_Given instruction:_
Show every line in the records below that contains the word "mean".

----- Record excerpts -----

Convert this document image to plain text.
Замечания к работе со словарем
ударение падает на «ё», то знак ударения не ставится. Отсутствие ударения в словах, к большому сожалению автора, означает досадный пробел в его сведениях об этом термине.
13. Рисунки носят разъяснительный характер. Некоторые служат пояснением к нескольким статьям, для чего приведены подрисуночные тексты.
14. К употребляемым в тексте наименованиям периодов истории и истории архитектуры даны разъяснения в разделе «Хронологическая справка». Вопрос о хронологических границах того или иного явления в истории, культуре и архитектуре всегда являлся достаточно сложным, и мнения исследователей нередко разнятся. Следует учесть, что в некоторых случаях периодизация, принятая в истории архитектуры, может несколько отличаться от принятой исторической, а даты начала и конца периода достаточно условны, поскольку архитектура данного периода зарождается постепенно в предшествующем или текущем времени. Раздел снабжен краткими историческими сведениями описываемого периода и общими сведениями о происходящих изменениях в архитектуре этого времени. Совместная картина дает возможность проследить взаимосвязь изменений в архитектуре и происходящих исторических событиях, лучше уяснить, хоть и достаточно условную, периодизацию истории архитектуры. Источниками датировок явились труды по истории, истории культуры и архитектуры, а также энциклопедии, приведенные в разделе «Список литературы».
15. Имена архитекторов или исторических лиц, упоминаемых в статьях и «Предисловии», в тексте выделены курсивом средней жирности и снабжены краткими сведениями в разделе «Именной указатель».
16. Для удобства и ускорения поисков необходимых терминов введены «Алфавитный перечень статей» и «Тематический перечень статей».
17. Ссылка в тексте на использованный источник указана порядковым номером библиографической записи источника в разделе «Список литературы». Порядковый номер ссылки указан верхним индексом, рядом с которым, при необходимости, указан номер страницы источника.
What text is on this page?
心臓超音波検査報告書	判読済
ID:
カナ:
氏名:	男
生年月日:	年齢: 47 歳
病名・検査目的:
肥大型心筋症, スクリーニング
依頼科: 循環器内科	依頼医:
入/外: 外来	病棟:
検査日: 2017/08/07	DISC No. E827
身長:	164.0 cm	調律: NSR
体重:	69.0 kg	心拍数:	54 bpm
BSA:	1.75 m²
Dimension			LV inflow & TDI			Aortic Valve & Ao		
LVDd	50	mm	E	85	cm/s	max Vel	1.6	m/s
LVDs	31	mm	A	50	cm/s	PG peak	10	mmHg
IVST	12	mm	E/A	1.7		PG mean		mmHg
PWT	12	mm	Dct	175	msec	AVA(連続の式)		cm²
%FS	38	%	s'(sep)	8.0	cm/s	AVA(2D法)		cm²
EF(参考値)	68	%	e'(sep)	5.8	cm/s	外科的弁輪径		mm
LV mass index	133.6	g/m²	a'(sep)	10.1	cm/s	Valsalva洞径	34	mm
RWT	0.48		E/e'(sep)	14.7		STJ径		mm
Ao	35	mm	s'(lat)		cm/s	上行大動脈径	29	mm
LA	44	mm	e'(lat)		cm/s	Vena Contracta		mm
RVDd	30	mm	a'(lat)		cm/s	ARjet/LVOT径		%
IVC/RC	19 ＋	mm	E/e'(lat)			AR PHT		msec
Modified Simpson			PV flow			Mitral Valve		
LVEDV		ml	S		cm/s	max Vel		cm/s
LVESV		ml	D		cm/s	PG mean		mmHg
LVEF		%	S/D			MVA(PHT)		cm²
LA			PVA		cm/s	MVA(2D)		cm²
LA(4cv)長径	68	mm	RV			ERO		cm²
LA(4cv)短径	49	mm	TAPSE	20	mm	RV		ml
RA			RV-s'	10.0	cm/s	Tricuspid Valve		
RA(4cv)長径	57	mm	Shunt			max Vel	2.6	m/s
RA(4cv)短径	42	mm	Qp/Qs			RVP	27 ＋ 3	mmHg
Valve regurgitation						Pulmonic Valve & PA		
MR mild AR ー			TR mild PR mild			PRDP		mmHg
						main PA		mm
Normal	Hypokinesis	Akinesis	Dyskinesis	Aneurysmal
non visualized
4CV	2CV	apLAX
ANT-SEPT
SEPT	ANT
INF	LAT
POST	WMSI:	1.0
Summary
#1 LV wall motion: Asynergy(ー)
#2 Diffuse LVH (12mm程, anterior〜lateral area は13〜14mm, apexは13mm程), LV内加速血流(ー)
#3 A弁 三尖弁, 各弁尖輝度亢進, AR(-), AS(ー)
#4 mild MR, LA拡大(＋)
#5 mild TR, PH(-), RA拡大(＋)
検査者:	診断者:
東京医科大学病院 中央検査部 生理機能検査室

-----

_Output below:_
IVST	12	mm	E/A	1.7		PG mean		mmHg
LVESV		ml	D		cm/s	PG mean		mmHg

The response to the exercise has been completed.